JOB: Everything from the line containing "Serialize everything readable" to the last line of the records must be returned verbatim; nothing else belongs in the output.

MATERIAL FOR THIS EXERCISE:

· · ·

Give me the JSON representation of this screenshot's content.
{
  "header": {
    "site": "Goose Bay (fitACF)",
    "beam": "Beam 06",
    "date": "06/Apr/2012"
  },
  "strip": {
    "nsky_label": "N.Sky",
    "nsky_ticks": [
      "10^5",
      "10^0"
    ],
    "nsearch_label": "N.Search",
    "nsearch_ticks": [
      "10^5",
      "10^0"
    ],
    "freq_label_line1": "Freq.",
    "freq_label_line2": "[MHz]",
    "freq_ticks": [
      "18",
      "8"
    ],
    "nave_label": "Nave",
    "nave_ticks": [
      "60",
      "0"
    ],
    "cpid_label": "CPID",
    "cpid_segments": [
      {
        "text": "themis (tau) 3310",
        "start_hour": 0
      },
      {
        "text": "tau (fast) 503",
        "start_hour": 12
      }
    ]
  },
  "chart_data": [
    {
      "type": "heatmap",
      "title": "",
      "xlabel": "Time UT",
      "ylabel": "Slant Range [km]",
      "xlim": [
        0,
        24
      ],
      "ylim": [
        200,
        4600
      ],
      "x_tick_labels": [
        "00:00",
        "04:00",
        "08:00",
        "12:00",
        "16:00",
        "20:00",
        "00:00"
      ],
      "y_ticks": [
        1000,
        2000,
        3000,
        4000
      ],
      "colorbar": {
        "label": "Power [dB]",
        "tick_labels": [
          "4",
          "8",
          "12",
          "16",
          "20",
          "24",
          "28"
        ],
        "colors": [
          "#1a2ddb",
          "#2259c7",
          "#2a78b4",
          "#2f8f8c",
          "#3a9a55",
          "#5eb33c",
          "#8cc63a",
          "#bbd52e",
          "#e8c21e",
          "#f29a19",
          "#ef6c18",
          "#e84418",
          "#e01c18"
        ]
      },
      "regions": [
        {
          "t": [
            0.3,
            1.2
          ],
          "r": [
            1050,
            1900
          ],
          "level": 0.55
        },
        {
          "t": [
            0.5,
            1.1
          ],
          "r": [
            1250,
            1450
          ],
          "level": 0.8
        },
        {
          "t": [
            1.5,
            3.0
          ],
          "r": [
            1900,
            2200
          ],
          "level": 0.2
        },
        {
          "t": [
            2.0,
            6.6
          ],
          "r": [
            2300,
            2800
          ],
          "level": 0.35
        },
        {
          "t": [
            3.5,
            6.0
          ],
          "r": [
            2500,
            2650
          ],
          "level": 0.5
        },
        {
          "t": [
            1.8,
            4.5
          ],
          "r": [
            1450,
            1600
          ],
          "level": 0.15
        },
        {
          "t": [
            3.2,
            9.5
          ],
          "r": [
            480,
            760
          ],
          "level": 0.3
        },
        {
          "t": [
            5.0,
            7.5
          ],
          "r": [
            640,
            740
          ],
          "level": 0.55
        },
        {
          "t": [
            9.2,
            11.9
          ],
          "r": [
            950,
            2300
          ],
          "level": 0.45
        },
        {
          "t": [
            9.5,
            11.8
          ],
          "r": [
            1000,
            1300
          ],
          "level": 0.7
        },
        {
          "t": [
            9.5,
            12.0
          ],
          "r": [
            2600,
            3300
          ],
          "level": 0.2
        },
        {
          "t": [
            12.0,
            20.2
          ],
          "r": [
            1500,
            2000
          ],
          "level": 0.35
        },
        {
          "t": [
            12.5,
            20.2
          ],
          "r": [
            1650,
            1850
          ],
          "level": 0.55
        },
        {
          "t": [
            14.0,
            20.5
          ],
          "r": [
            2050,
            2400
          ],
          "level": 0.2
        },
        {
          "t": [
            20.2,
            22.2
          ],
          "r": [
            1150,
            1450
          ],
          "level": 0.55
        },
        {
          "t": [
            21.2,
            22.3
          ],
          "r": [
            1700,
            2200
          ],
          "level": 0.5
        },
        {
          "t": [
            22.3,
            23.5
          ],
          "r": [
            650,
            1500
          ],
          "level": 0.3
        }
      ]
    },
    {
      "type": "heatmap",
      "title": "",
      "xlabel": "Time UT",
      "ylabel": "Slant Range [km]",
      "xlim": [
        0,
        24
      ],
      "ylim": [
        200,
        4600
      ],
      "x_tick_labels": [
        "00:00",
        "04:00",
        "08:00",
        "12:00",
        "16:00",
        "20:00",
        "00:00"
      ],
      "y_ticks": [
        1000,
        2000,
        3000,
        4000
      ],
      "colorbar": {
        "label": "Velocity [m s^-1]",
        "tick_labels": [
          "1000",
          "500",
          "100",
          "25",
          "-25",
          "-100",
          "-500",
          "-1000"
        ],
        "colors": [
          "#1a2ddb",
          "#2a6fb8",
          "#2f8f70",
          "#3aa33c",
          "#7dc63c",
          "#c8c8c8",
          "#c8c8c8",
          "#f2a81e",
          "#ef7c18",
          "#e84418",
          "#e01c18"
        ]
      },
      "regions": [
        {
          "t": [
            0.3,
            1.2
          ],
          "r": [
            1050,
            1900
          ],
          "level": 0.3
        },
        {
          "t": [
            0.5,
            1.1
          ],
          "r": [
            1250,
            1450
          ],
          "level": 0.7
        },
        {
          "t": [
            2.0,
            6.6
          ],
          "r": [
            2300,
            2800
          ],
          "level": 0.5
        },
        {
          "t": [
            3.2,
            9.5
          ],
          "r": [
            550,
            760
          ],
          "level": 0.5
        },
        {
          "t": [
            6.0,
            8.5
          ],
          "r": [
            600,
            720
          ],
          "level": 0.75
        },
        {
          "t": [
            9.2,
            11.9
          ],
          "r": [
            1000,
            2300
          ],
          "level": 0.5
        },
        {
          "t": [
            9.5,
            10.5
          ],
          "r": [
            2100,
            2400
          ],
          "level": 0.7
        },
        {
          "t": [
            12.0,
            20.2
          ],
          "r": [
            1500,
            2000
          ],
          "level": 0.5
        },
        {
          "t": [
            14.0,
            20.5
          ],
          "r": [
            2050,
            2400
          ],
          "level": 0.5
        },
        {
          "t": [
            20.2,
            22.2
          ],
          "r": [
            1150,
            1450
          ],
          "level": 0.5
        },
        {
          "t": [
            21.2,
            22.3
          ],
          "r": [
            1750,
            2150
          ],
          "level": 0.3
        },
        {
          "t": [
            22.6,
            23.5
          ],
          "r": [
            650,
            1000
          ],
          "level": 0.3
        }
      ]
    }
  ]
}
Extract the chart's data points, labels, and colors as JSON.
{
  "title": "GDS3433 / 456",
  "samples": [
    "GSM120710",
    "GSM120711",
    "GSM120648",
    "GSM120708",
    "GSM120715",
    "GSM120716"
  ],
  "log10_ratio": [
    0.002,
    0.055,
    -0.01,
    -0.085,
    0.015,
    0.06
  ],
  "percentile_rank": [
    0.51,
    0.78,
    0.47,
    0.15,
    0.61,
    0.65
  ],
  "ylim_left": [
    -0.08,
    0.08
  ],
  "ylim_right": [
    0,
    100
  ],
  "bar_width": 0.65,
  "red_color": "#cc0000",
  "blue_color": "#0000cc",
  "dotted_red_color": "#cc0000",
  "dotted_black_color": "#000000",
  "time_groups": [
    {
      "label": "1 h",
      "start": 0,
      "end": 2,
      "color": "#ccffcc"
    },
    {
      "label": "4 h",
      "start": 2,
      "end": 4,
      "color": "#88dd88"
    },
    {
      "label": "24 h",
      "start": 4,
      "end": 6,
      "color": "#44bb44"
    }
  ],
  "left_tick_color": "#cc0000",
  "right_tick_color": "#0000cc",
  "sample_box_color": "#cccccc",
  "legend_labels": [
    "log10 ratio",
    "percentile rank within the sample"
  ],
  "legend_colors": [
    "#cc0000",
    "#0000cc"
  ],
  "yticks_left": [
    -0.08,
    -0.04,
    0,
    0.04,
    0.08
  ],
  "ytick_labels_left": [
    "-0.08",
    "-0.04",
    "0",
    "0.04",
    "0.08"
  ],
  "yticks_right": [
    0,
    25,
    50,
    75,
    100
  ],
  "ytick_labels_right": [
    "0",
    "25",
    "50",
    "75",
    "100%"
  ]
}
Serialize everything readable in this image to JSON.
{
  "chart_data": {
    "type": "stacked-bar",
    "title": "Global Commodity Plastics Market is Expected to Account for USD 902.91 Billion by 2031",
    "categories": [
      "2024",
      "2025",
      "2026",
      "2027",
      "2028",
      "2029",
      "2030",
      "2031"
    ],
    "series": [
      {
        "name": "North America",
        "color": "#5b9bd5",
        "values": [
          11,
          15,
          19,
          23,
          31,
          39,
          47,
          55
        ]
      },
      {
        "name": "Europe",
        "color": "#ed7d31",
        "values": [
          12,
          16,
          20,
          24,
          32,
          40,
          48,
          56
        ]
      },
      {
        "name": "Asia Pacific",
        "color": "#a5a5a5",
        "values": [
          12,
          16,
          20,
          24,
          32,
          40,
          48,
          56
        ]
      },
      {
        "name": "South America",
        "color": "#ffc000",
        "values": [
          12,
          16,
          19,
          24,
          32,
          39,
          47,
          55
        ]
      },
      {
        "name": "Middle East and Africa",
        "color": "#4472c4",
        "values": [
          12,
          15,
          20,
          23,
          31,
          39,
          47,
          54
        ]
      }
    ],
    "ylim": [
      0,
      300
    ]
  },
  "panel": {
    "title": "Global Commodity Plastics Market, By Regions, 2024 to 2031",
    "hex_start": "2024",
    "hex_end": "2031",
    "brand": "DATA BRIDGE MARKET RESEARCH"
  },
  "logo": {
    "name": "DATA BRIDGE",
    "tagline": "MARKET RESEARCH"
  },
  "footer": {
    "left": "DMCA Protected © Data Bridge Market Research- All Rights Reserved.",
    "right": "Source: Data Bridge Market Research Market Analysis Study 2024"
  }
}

· · ·

RESULT OF THIS TASK:
Serialize everything readable in this image to JSON.
{
  "chart_data": {
    "type": "stacked-bar",
    "title": "Global Commodity Plastics Market is Expected to Account for USD 902.91 Billion by 2031",
    "categories": [
      "2024",
      "2025",
      "2026",
      "2027",
      "2028",
      "2029",
      "2030",
      "2031"
    ],
    "series": [
      {
        "name": "North America",
        "color": "#5b9bd5",
        "values": [
          11,
          15,
          19,
          23,
          31,
          39,
          47,
          55
        ]
      },
      {
        "name": "Europe",
        "color": "#ed7d31",
        "values": [
          12,
          16,
          20,
          24,
          32,
          40,
          48,
          56
        ]
      },
      {
        "name": "Asia Pacific",
        "color": "#a5a5a5",
        "values": [
          12,
          16,
          20,
          24,
          32,
          40,
          48,
          56
        ]
      },
      {
        "name": "South America",
        "color": "#ffc000",
        "values": [
          12,
          16,
          19,
          24,
          32,
          39,
          47,
          55
        ]
      },
      {
        "name": "Middle East and Africa",
        "color": "#4472c4",
        "values": [
          12,
          15,
          20,
          23,
          31,
          39,
          47,
          54
        ]
      }
    ],
    "ylim": [
      0,
      300
    ]
  },
  "panel": {
    "title": "Global Commodity Plastics Market, By Regions, 2024 to 2031",
    "hex_start": "2024",
    "hex_end": "2031",
    "brand": "DATA BRIDGE MARKET RESEARCH"
  },
  "logo": {
    "name": "DATA BRIDGE",
    "tagline": "MARKET RESEARCH"
  },
  "footer": {
    "left": "DMCA Protected © Data Bridge Market Research- All Rights Reserved.",
    "right": "Source: Data Bridge Market Research Market Analysis Study 2024"
  }
}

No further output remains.